— BEGIN LISTING —
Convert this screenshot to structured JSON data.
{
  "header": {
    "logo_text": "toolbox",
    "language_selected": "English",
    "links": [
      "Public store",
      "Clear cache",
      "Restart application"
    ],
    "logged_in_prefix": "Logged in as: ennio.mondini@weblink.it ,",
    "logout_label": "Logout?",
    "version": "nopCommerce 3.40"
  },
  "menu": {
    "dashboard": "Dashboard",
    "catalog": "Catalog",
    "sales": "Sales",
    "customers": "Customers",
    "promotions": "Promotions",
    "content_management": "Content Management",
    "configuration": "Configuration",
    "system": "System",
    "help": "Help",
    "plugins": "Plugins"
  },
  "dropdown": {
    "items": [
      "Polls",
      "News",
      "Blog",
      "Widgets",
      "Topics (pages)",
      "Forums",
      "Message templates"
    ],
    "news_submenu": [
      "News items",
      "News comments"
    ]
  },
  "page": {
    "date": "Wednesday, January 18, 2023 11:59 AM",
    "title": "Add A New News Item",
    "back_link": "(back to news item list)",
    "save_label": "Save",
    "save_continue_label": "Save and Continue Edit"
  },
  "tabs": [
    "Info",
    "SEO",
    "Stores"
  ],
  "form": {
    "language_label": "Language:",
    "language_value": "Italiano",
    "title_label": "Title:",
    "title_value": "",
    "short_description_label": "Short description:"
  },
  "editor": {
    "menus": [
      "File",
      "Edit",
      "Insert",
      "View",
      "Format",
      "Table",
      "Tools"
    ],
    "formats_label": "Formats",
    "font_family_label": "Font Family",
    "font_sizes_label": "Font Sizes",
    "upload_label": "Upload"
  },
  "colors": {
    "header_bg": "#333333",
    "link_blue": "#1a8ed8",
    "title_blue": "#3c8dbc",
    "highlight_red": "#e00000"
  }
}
— END LISTING —
### DIRECTIONS
Above are some records; extract every one of them exactly.

### FINISHED TASK
Convert this screenshot to structured JSON data.
{
  "header": {
    "logo_text": "toolbox",
    "language_selected": "English",
    "links": [
      "Public store",
      "Clear cache",
      "Restart application"
    ],
    "logged_in_prefix": "Logged in as: ennio.mondini@weblink.it ,",
    "logout_label": "Logout?",
    "version": "nopCommerce 3.40"
  },
  "menu": {
    "dashboard": "Dashboard",
    "catalog": "Catalog",
    "sales": "Sales",
    "customers": "Customers",
    "promotions": "Promotions",
    "content_management": "Content Management",
    "configuration": "Configuration",
    "system": "System",
    "help": "Help",
    "plugins": "Plugins"
  },
  "dropdown": {
    "items": [
      "Polls",
      "News",
      "Blog",
      "Widgets",
      "Topics (pages)",
      "Forums",
      "Message templates"
    ],
    "news_submenu": [
      "News items",
      "News comments"
    ]
  },
  "page": {
    "date": "Wednesday, January 18, 2023 11:59 AM",
    "title": "Add A New News Item",
    "back_link": "(back to news item list)",
    "save_label": "Save",
    "save_continue_label": "Save and Continue Edit"
  },
  "tabs": [
    "Info",
    "SEO",
    "Stores"
  ],
  "form": {
    "language_label": "Language:",
    "language_value": "Italiano",
    "title_label": "Title:",
    "title_value": "",
    "short_description_label": "Short description:"
  },
  "editor": {
    "menus": [
      "File",
      "Edit",
      "Insert",
      "View",
      "Format",
      "Table",
      "Tools"
    ],
    "formats_label": "Formats",
    "font_family_label": "Font Family",
    "font_sizes_label": "Font Sizes",
    "upload_label": "Upload"
  },
  "colors": {
    "header_bg": "#333333",
    "link_blue": "#1a8ed8",
    "title_blue": "#3c8dbc",
    "highlight_red": "#e00000"
  }
}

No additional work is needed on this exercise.